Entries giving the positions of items

_ _ _ _ _

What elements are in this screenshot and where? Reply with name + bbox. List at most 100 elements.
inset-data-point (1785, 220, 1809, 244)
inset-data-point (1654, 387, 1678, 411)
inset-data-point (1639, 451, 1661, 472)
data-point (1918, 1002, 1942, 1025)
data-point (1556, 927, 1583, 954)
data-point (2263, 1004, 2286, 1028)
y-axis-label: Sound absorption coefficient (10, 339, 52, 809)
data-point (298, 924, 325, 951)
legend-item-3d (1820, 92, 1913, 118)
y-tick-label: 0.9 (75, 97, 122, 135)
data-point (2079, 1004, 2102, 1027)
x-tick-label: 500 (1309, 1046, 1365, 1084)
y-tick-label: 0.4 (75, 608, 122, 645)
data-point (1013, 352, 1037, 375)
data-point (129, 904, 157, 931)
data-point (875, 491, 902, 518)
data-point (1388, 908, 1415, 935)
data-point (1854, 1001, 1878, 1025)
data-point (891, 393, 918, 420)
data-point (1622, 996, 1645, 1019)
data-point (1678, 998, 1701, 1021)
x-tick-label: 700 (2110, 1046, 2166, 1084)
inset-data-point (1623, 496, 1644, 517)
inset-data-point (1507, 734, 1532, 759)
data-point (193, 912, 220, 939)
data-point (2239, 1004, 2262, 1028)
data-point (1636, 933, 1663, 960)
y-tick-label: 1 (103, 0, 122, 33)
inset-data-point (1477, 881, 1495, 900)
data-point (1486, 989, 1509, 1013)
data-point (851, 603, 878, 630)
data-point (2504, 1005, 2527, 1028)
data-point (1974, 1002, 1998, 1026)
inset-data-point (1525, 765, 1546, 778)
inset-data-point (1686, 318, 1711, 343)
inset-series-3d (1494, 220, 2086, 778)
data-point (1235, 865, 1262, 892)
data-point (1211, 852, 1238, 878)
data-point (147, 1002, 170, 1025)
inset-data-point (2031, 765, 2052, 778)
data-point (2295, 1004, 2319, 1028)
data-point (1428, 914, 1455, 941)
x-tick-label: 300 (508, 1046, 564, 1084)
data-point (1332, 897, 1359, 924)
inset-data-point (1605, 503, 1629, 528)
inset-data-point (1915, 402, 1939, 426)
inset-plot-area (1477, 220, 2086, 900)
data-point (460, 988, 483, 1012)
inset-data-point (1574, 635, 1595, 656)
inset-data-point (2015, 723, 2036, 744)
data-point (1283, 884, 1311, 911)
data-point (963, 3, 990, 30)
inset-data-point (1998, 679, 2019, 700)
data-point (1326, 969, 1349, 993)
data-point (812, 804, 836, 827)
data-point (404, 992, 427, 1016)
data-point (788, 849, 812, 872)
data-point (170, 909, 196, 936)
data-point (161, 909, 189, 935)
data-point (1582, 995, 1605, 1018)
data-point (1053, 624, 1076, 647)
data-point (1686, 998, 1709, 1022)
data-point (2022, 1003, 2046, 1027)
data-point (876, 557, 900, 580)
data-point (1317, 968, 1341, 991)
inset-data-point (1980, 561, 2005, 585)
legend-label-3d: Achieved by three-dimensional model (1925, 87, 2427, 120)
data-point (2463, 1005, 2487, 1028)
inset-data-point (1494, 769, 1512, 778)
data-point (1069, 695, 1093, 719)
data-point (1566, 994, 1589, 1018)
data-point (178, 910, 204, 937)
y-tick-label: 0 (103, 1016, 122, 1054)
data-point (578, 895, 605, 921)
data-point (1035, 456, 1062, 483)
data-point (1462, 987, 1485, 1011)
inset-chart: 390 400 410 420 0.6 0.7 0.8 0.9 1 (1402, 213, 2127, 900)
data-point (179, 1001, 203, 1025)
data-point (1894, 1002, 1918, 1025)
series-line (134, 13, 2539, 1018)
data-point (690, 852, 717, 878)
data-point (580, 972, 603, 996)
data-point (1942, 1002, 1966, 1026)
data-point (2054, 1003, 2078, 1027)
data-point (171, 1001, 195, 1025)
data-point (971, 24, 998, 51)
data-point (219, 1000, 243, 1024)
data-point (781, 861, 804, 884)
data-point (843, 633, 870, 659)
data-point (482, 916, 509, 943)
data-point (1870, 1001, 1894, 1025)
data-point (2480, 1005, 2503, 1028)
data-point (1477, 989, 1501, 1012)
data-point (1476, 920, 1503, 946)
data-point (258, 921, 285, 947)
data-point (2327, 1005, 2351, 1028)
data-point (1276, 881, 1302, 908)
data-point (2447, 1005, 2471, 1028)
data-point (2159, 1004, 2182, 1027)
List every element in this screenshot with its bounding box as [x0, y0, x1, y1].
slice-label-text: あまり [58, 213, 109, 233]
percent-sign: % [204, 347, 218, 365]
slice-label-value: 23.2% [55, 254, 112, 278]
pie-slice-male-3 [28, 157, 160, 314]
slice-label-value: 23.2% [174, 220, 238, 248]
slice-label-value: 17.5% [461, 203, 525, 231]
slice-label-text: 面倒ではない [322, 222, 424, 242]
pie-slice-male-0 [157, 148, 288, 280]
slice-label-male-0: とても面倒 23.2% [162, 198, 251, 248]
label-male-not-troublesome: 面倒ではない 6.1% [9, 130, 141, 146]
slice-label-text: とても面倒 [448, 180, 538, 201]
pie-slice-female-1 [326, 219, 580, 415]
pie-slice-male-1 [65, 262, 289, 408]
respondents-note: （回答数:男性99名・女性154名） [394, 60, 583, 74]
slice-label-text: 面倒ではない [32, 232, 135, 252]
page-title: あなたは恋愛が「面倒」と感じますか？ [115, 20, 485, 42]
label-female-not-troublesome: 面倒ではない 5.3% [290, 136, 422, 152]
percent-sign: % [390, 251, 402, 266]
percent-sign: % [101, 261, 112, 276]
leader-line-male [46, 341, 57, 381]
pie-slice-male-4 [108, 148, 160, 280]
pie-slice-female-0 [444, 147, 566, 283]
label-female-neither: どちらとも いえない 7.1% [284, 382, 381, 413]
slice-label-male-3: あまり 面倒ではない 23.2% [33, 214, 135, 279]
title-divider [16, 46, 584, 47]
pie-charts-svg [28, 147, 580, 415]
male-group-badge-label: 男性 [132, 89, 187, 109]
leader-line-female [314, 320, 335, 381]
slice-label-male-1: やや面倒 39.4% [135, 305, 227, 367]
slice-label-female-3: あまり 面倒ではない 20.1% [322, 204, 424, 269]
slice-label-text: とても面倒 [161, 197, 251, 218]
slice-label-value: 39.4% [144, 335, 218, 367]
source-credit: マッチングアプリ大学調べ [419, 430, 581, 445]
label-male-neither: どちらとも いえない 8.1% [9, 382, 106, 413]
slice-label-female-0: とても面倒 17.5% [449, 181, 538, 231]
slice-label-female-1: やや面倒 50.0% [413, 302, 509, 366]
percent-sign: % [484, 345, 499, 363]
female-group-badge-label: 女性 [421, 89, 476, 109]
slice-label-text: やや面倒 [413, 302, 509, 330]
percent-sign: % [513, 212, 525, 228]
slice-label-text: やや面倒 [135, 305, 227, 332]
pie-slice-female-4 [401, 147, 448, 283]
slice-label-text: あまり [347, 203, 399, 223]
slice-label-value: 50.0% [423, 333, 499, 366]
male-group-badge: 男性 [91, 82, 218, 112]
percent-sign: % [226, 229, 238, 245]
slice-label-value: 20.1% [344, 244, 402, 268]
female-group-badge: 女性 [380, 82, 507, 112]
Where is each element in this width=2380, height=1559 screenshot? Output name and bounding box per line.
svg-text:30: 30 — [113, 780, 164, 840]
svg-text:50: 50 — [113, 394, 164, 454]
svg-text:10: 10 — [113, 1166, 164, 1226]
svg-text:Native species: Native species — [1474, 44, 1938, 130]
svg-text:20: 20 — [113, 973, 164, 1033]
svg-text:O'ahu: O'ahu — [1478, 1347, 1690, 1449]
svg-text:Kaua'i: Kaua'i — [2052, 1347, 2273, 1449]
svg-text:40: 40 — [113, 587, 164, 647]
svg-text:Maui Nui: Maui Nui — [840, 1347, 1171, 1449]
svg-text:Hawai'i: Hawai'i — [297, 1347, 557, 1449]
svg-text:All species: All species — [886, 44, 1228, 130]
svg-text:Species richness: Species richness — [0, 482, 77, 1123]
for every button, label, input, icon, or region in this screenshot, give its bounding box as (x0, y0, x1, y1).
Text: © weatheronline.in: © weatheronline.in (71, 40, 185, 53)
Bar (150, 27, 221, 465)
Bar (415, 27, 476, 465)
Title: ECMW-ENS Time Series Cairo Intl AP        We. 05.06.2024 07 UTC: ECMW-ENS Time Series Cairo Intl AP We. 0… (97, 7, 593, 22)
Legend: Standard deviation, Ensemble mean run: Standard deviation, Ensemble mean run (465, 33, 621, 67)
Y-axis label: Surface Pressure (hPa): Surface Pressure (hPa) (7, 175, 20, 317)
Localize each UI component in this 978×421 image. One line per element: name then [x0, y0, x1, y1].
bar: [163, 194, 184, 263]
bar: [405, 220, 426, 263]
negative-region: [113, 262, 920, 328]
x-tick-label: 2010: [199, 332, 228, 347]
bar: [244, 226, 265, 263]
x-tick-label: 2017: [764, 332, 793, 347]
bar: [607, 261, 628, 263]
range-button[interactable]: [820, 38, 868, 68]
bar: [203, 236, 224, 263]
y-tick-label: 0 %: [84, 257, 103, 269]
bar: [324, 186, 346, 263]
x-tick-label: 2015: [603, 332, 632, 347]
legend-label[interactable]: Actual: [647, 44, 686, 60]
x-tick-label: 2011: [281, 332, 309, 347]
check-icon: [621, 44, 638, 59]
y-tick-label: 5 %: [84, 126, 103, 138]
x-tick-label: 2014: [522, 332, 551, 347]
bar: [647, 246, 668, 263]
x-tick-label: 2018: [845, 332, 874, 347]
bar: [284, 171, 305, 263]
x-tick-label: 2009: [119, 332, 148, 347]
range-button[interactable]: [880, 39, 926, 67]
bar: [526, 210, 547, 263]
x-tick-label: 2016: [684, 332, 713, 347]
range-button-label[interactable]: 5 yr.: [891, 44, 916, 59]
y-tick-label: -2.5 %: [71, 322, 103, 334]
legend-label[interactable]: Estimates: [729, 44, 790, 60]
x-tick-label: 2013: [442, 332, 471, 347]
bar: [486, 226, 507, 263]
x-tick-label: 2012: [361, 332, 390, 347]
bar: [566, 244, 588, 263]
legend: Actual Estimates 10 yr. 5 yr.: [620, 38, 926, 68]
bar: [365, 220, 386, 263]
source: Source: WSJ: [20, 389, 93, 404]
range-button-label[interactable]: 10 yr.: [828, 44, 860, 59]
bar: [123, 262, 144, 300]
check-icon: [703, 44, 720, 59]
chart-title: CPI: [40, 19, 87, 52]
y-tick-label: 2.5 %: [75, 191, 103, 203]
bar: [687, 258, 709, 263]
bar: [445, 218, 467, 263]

_ _ _ _ _

» **Task to complete**: Reproduce word for word every line from the start of the entries through the line containing "data-point (2263, 1004, 2286, 1028)", and nothing else.

» **Response to the exercise**:
What elements are in this screenshot and where? Reply with name + bbox. List at most 100 elements.
inset-data-point (1785, 220, 1809, 244)
inset-data-point (1654, 387, 1678, 411)
inset-data-point (1639, 451, 1661, 472)
data-point (1918, 1002, 1942, 1025)
data-point (1556, 927, 1583, 954)
data-point (2263, 1004, 2286, 1028)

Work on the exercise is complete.